A block of data:
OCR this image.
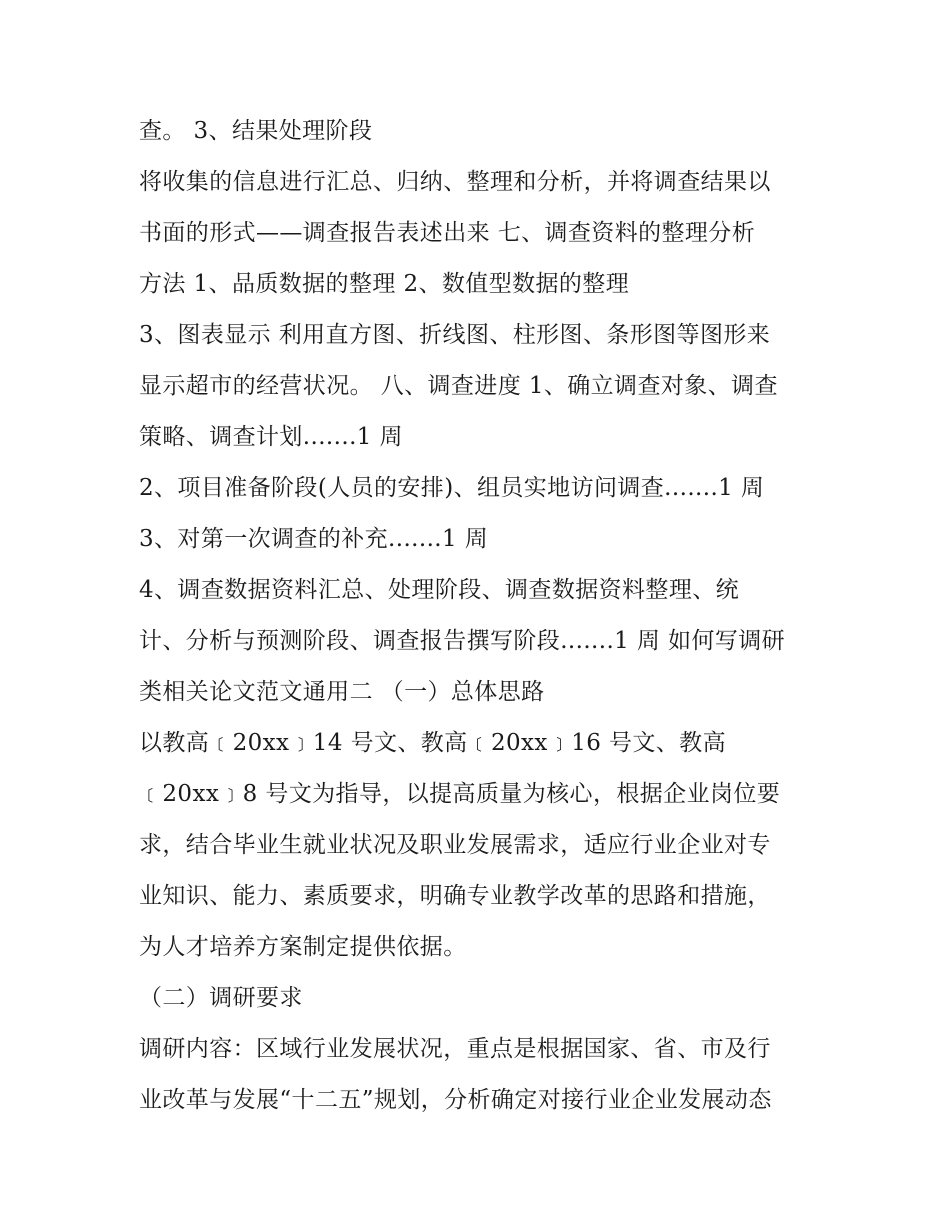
查。 3、结果处理阶段
将收集的信息进行汇总、归纳、整理和分析，并将调查结果以
书面的形式——调查报告表述出来 七、调查资料的整理分析
方法 1、品质数据的整理 2、数值型数据的整理
3、图表显示 利用直方图、折线图、柱形图、条形图等图形来
显示超市的经营状况。 八、调查进度 1、确立调查对象、调查
策略、调查计划.......1 周
2、项目准备阶段(人员的安排)、组员实地访问调查.......1 周
3、对第一次调查的补充.......1 周
4、调查数据资料汇总、处理阶段、调查数据资料整理、统
计、分析与预测阶段、调查报告撰写阶段.......1 周 如何写调研
类相关论文范文通用二 （一）总体思路
以教高﹝20xx﹞14 号文、教高﹝20xx﹞16 号文、教高
﹝20xx﹞8 号文为指导，以提高质量为核心，根据企业岗位要
求，结合毕业生就业状况及职业发展需求，适应行业企业对专
业知识、能力、素质要求，明确专业教学改革的思路和措施，
为人才培养方案制定提供依据。
（二）调研要求
调研内容：区域行业发展状况，重点是根据国家、省、市及行
业改革与发展“十二五”规划，分析确定对接行业企业发展动态
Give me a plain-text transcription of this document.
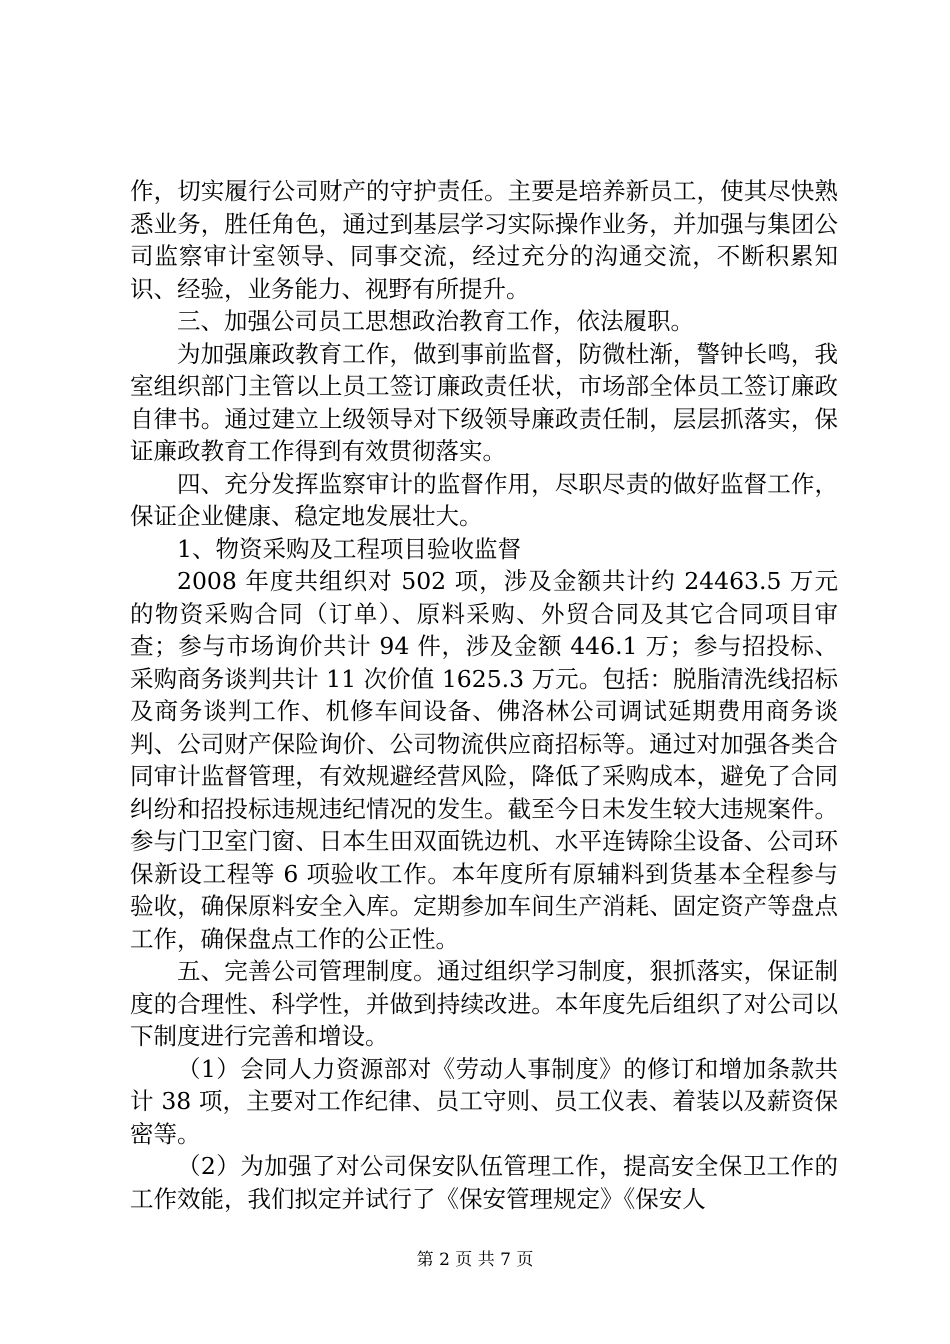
作，切实履行公司财产的守护责任。主要是培养新员工，使其尽快熟悉业务，胜任角色，通过到基层学习实际操作业务，并加强与集团公司监察审计室领导、同事交流，经过充分的沟通交流，不断积累知识、经验，业务能力、视野有所提升。

三、加强公司员工思想政治教育工作，依法履职。

为加强廉政教育工作，做到事前监督，防微杜渐，警钟长鸣，我室组织部门主管以上员工签订廉政责任状，市场部全体员工签订廉政自律书。通过建立上级领导对下级领导廉政责任制，层层抓落实，保证廉政教育工作得到有效贯彻落实。

四、充分发挥监察审计的监督作用，尽职尽责的做好监督工作，保证企业健康、稳定地发展壮大。

1、物资采购及工程项目验收监督

2008 年度共组织对 502 项，涉及金额共计约 24463.5 万元的物资采购合同（订单）、原料采购、外贸合同及其它合同项目审查；参与市场询价共计 94 件，涉及金额 446.1 万；参与招投标、采购商务谈判共计 11 次价值 1625.3 万元。包括：脱脂清洗线招标及商务谈判工作、机修车间设备、佛洛林公司调试延期费用商务谈判、公司财产保险询价、公司物流供应商招标等。通过对加强各类合同审计监督管理，有效规避经营风险，降低了采购成本，避免了合同纠纷和招投标违规违纪情况的发生。截至今日未发生较大违规案件。参与门卫室门窗、日本生田双面铣边机、水平连铸除尘设备、公司环保新设工程等 6 项验收工作。本年度所有原辅料到货基本全程参与验收，确保原料安全入库。定期参加车间生产消耗、固定资产等盘点工作，确保盘点工作的公正性。

五、完善公司管理制度。通过组织学习制度，狠抓落实，保证制度的合理性、科学性，并做到持续改进。本年度先后组织了对公司以下制度进行完善和增设。

（1）会同人力资源部对《劳动人事制度》的修订和增加条款共计 38 项，主要对工作纪律、员工守则、员工仪表、着装以及薪资保密等。

（2）为加强了对公司保安队伍管理工作，提高安全保卫工作的工作效能，我们拟定并试行了《保安管理规定》《保安人

第 2 页 共 7 页
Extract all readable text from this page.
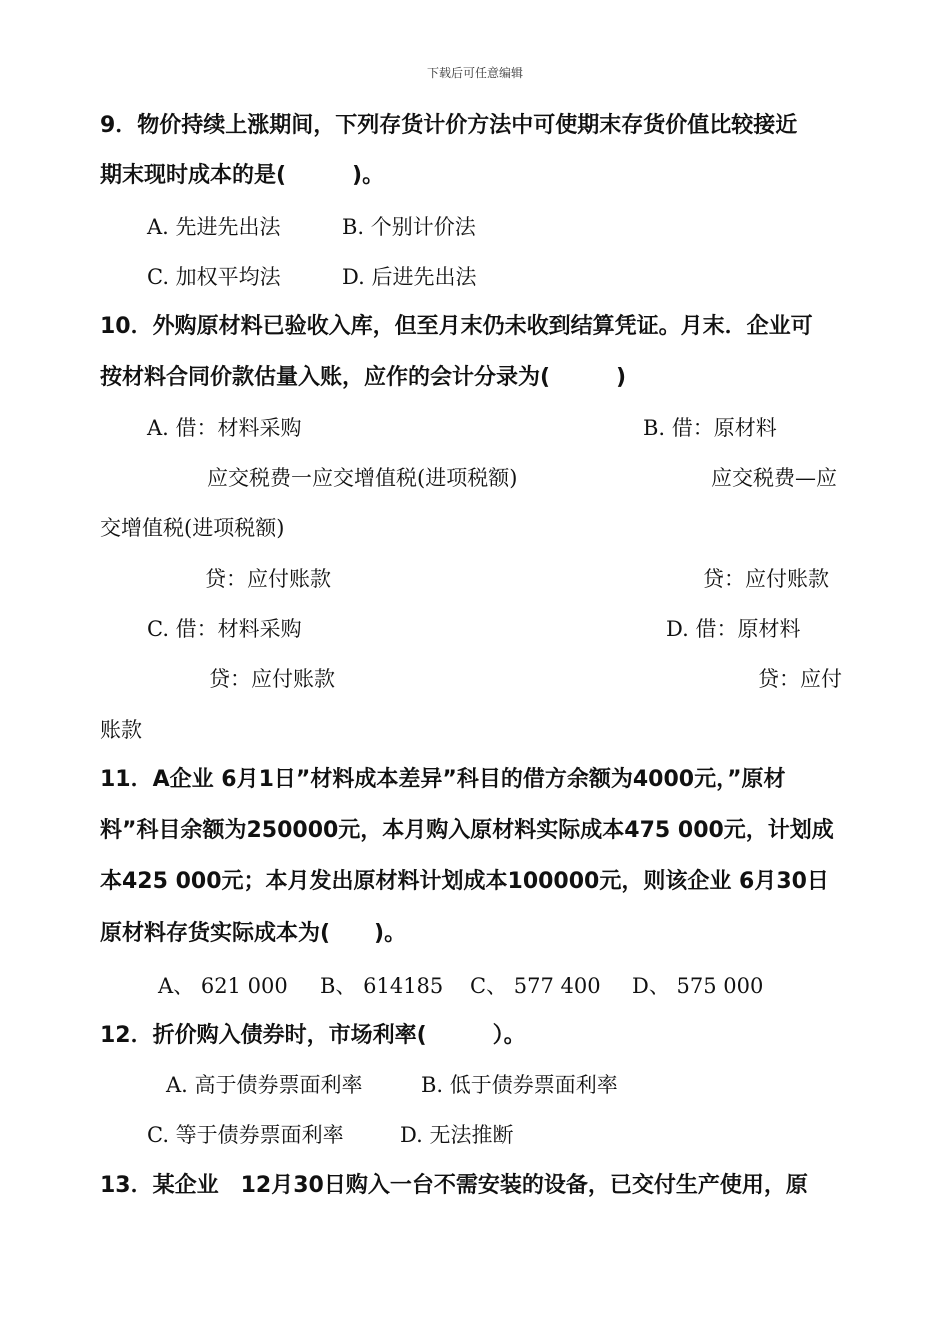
下载后可任意编辑
9．物价持续上涨期间，下列存货计价方法中可使期末存货价值比较接近
期末现时成本的是(　　　)。
A. 先进先出法	B. 个别计价法
C. 加权平均法	D. 后进先出法
10．外购原材料已验收入库，但至月末仍未收到结算凭证。月末．企业可
按材料合同价款估量入账，应作的会计分录为(　　　)
A. 借：材料采购	B. 借：原材料
应交税费一应交增值税(进项税额)	应交税费—应
交增值税(进项税额)
贷：应付账款	贷：应付账款
C. 借：材料采购	D. 借：原材料
贷：应付账款	贷：应付
账款
11．A企业 6月1日”材料成本差异”科目的借方余额为4000元，”原材
料”科目余额为250000元，本月购入原材料实际成本475 000元，计划成
本425 000元；本月发出原材料计划成本100000元，则该企业 6月30日
原材料存货实际成本为(　　)。
A、 621 000 B、 614185 C、 577 400 D、 575 000
12．折价购入债券时，市场利率(　　　）。
A. 高于债券票面利率	B. 低于债券票面利率
C. 等于债券票面利率	D. 无法推断
13．某企业　12月30日购入一台不需安装的设备，已交付生产使用，原
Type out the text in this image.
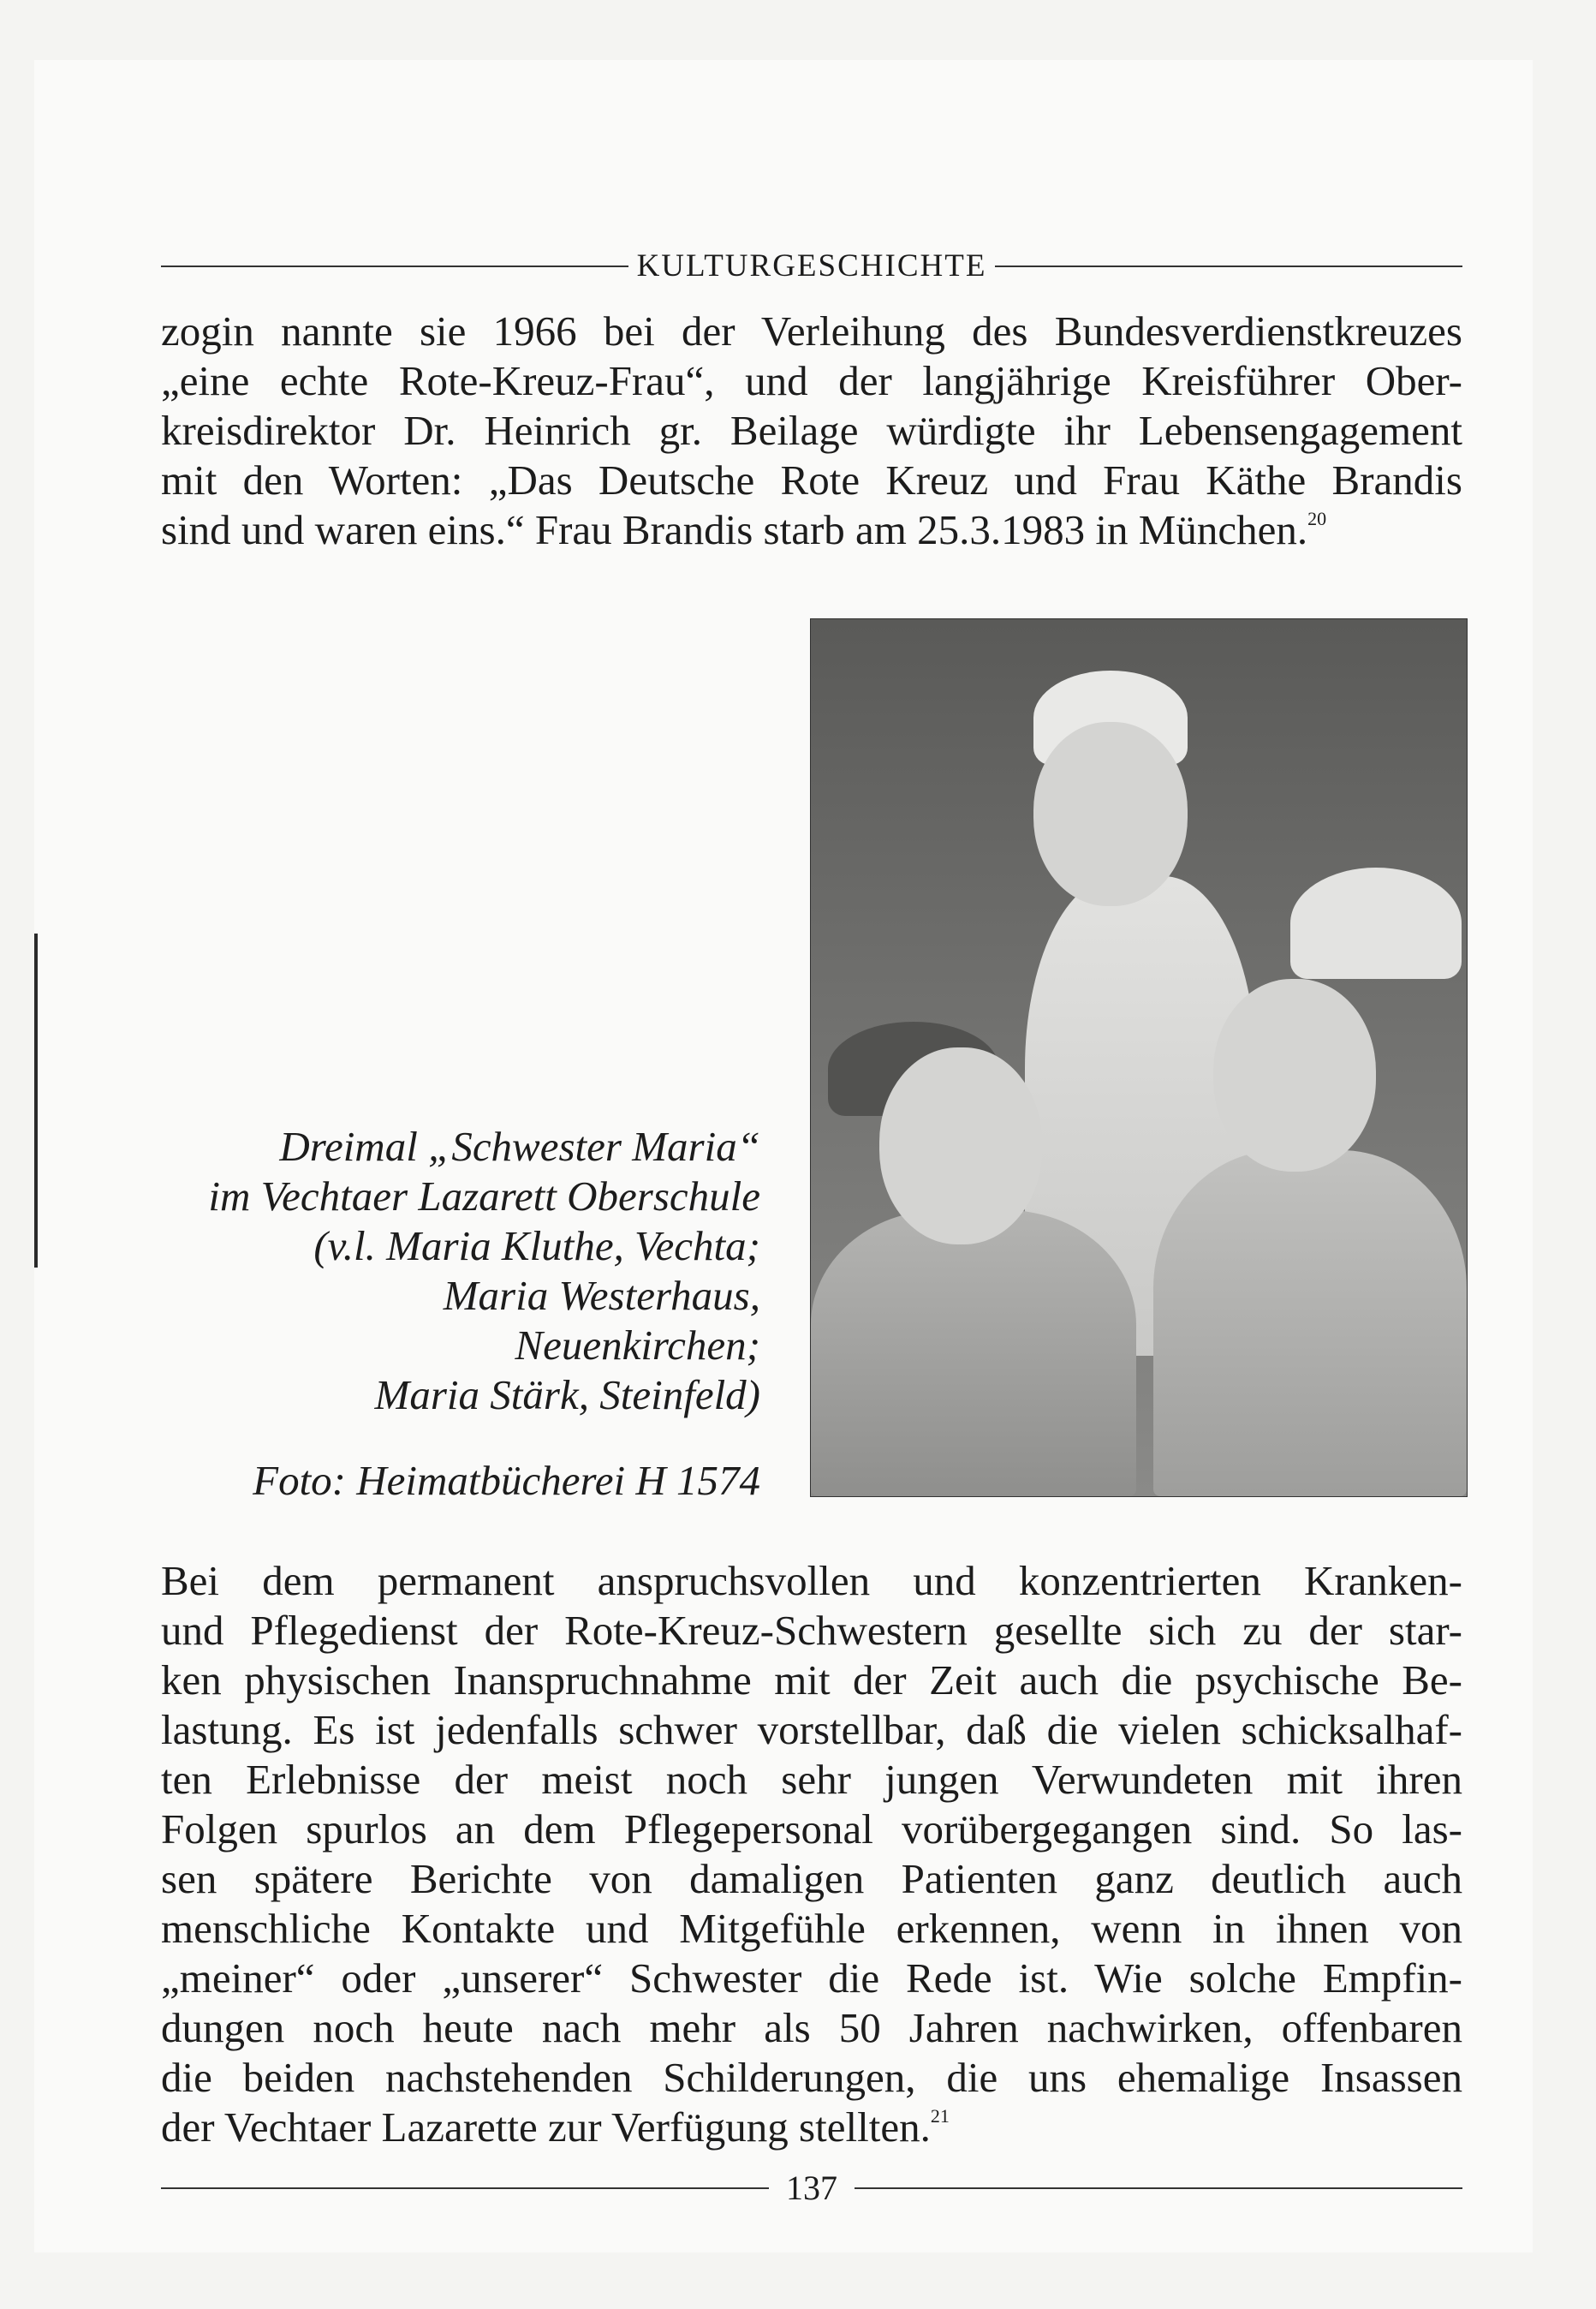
KULTURGESCHICHTE

zogin nannte sie 1966 bei der Verleihung des Bundesverdienstkreuzes
„eine echte Rote-Kreuz-Frau“, und der langjährige Kreisführer Ober-
kreisdirektor Dr. Heinrich gr. Beilage würdigte ihr Lebensengagement
mit den Worten: „Das Deutsche Rote Kreuz und Frau Käthe Brandis
sind und waren eins.“ Frau Brandis starb am 25.3.1983 in München.$^{20}$

Dreimal „Schwester Maria“
im Vechtaer Lazarett Oberschule
(v.l. Maria Kluthe, Vechta;
Maria Westerhaus,
Neuenkirchen;
Maria Stärk, Steinfeld)
Foto: Heimatbücherei H 1574

Bei dem permanent anspruchsvollen und konzentrierten Kranken-
und Pflegedienst der Rote-Kreuz-Schwestern gesellte sich zu der star-
ken physischen Inanspruchnahme mit der Zeit auch die psychische Be-
lastung. Es ist jedenfalls schwer vorstellbar, daß die vielen schicksalhaf-
ten Erlebnisse der meist noch sehr jungen Verwundeten mit ihren
Folgen spurlos an dem Pflegepersonal vorübergegangen sind. So las-
sen spätere Berichte von damaligen Patienten ganz deutlich auch
menschliche Kontakte und Mitgefühle erkennen, wenn in ihnen von
„meiner“ oder „unserer“ Schwester die Rede ist. Wie solche Empfin-
dungen noch heute nach mehr als 50 Jahren nachwirken, offenbaren
die beiden nachstehenden Schilderungen, die uns ehemalige Insassen
der Vechtaer Lazarette zur Verfügung stellten.$^{21}$

137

- _TASK OBJECTIVE_
Go through the material and select each line with the string "image" in it.

- _EXERCISE RESPONSE_
OCR this image.
Type out the text in this image.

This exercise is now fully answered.